--- WHAT YOU NEED TO DO ---
Reproduce all of the listing below without alteration.

[start]

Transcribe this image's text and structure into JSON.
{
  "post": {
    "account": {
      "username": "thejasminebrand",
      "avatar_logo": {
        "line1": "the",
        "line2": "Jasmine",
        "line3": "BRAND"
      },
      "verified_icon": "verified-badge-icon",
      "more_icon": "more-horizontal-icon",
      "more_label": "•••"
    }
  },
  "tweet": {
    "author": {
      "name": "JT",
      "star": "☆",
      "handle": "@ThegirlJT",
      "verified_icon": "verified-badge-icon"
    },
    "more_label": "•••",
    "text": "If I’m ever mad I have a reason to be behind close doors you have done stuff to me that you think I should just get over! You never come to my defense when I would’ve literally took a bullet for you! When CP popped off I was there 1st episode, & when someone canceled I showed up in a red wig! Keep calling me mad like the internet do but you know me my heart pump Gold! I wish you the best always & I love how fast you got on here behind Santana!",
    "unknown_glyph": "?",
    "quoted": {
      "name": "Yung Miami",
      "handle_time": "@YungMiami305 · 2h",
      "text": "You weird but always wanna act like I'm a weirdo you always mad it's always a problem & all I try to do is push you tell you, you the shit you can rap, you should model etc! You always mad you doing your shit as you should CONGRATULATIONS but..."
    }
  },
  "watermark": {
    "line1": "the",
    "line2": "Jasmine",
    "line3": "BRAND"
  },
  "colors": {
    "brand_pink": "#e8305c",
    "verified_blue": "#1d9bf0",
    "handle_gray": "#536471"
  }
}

[end]

--- OUTPUT OF THE EXERCISE ---
Transcribe this image's text and structure into JSON.
{
  "post": {
    "account": {
      "username": "thejasminebrand",
      "avatar_logo": {
        "line1": "the",
        "line2": "Jasmine",
        "line3": "BRAND"
      },
      "verified_icon": "verified-badge-icon",
      "more_icon": "more-horizontal-icon",
      "more_label": "•••"
    }
  },
  "tweet": {
    "author": {
      "name": "JT",
      "star": "☆",
      "handle": "@ThegirlJT",
      "verified_icon": "verified-badge-icon"
    },
    "more_label": "•••",
    "text": "If I’m ever mad I have a reason to be behind close doors you have done stuff to me that you think I should just get over! You never come to my defense when I would’ve literally took a bullet for you! When CP popped off I was there 1st episode, & when someone canceled I showed up in a red wig! Keep calling me mad like the internet do but you know me my heart pump Gold! I wish you the best always & I love how fast you got on here behind Santana!",
    "unknown_glyph": "?",
    "quoted": {
      "name": "Yung Miami",
      "handle_time": "@YungMiami305 · 2h",
      "text": "You weird but always wanna act like I'm a weirdo you always mad it's always a problem & all I try to do is push you tell you, you the shit you can rap, you should model etc! You always mad you doing your shit as you should CONGRATULATIONS but..."
    }
  },
  "watermark": {
    "line1": "the",
    "line2": "Jasmine",
    "line3": "BRAND"
  },
  "colors": {
    "brand_pink": "#e8305c",
    "verified_blue": "#1d9bf0",
    "handle_gray": "#536471"
  }
}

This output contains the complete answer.